EXERCISE BRIEF: Repeat all the material exactly; pictures stay out of your copy.

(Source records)

^^^^^^^^

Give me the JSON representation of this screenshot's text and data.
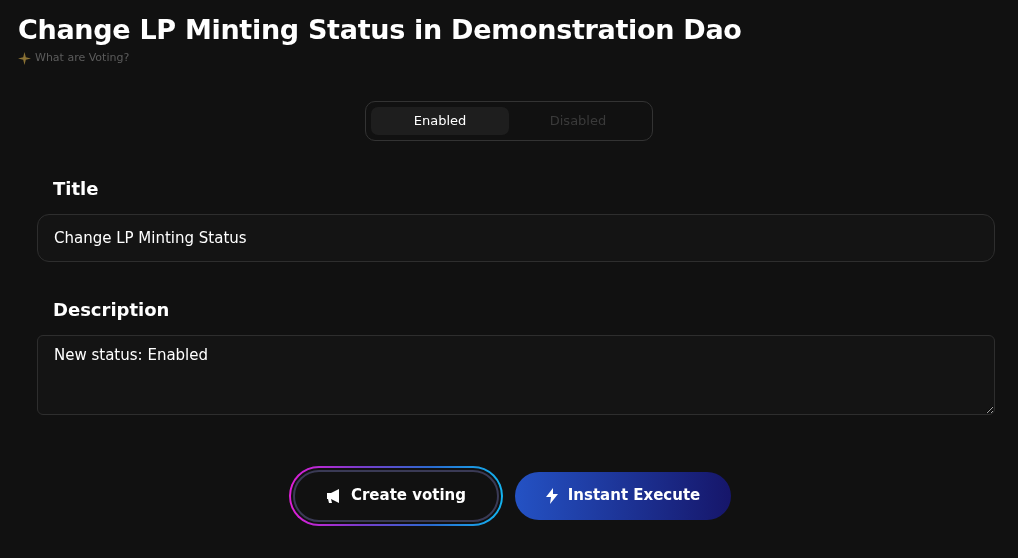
{
  "title": "Change LP Minting Status in Demonstration Dao",
  "help_link": "What are Voting?",
  "status_tabs": [
    {
      "label": "Enabled",
      "selected": true
    },
    {
      "label": "Disabled",
      "selected": false
    }
  ],
  "fields": [
    {
      "kind": "input",
      "label": "Title",
      "value": "Change LP Minting Status"
    },
    {
      "kind": "textarea",
      "label": "Description",
      "value": "New status: Enabled"
    }
  ],
  "buttons": [
    {
      "kind": "outline",
      "label": "Create voting"
    },
    {
      "kind": "primary",
      "label": "Instant Execute"
    }
  ]
}
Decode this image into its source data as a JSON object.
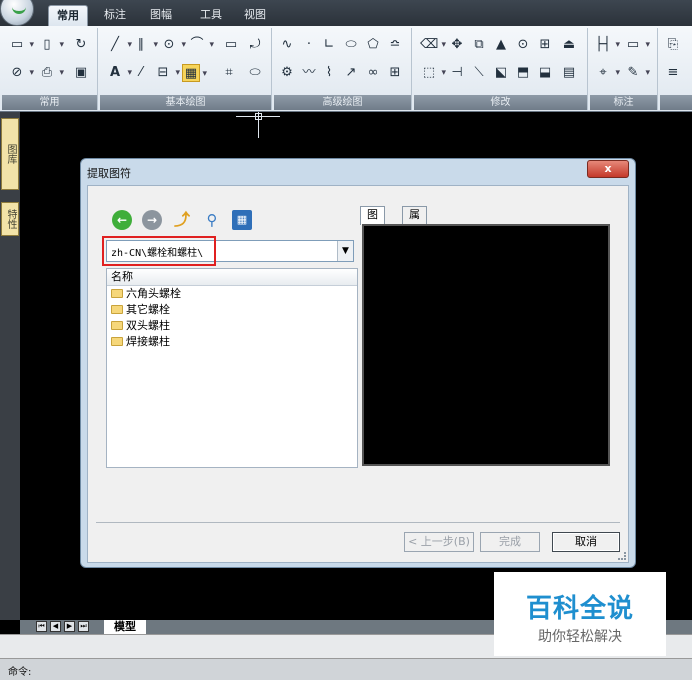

^^^^^^^^

RESPONSE FOR THIS EXERCISE:
Give me the JSON representation of this screenshot's text and data.
{
  "title": "Change LP Minting Status in Demonstration Dao",
  "help_link": "What are Voting?",
  "status_tabs": [
    {
      "label": "Enabled",
      "selected": true
    },
    {
      "label": "Disabled",
      "selected": false
    }
  ],
  "fields": [
    {
      "kind": "input",
      "label": "Title",
      "value": "Change LP Minting Status"
    },
    {
      "kind": "textarea",
      "label": "Description",
      "value": "New status: Enabled"
    }
  ],
  "buttons": [
    {
      "kind": "outline",
      "label": "Create voting"
    },
    {
      "kind": "primary",
      "label": "Instant Execute"
    }
  ]
}
Decode this image into its source data as a JSON object.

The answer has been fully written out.